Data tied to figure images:
++++++

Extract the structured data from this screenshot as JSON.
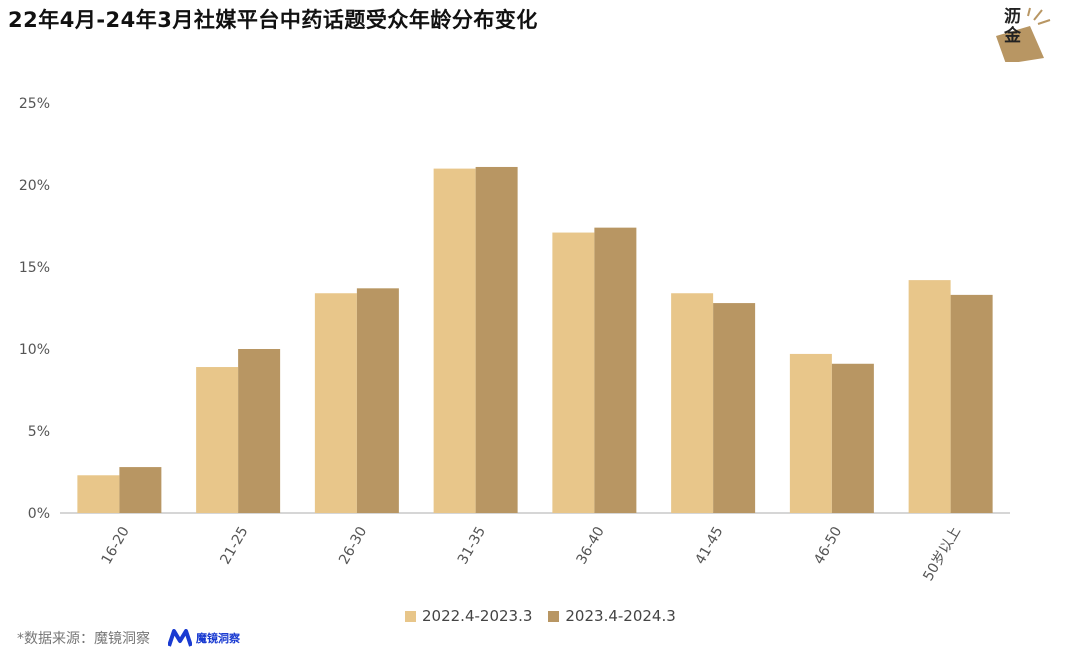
{
  "title": "22年4月-24年3月社媒平台中药话题受众年龄分布变化",
  "logo": {
    "text_line1": "沥",
    "text_line2": "金"
  },
  "source": {
    "label": "*数据来源：魔镜洞察",
    "brand_name": "魔镜洞察"
  },
  "colors": {
    "series1": "#e8c68a",
    "series2": "#b89663",
    "axis": "#c8c8c8"
  },
  "chart_data": {
    "type": "bar",
    "categories": [
      "16-20",
      "21-25",
      "26-30",
      "31-35",
      "36-40",
      "41-45",
      "46-50",
      "50岁以上"
    ],
    "series": [
      {
        "name": "2022.4-2023.3",
        "values": [
          2.3,
          8.9,
          13.4,
          21.0,
          17.1,
          13.4,
          9.7,
          14.2
        ]
      },
      {
        "name": "2023.4-2024.3",
        "values": [
          2.8,
          10.0,
          13.7,
          21.1,
          17.4,
          12.8,
          9.1,
          13.3
        ]
      }
    ],
    "y_ticks": [
      "0%",
      "5%",
      "10%",
      "15%",
      "20%",
      "25%"
    ],
    "ylim": [
      0,
      25
    ],
    "legend_position": "bottom",
    "grid": false
  }
}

++++++

- [TASK PROMPT]: Copy out all of the material exactly as written, without its pictures.

- [FINAL RESULT]:
Extract the structured data from this screenshot as JSON.
{
  "title": "22年4月-24年3月社媒平台中药话题受众年龄分布变化",
  "logo": {
    "text_line1": "沥",
    "text_line2": "金"
  },
  "source": {
    "label": "*数据来源：魔镜洞察",
    "brand_name": "魔镜洞察"
  },
  "colors": {
    "series1": "#e8c68a",
    "series2": "#b89663",
    "axis": "#c8c8c8"
  },
  "chart_data": {
    "type": "bar",
    "categories": [
      "16-20",
      "21-25",
      "26-30",
      "31-35",
      "36-40",
      "41-45",
      "46-50",
      "50岁以上"
    ],
    "series": [
      {
        "name": "2022.4-2023.3",
        "values": [
          2.3,
          8.9,
          13.4,
          21.0,
          17.1,
          13.4,
          9.7,
          14.2
        ]
      },
      {
        "name": "2023.4-2024.3",
        "values": [
          2.8,
          10.0,
          13.7,
          21.1,
          17.4,
          12.8,
          9.1,
          13.3
        ]
      }
    ],
    "y_ticks": [
      "0%",
      "5%",
      "10%",
      "15%",
      "20%",
      "25%"
    ],
    "ylim": [
      0,
      25
    ],
    "legend_position": "bottom",
    "grid": false
  }
}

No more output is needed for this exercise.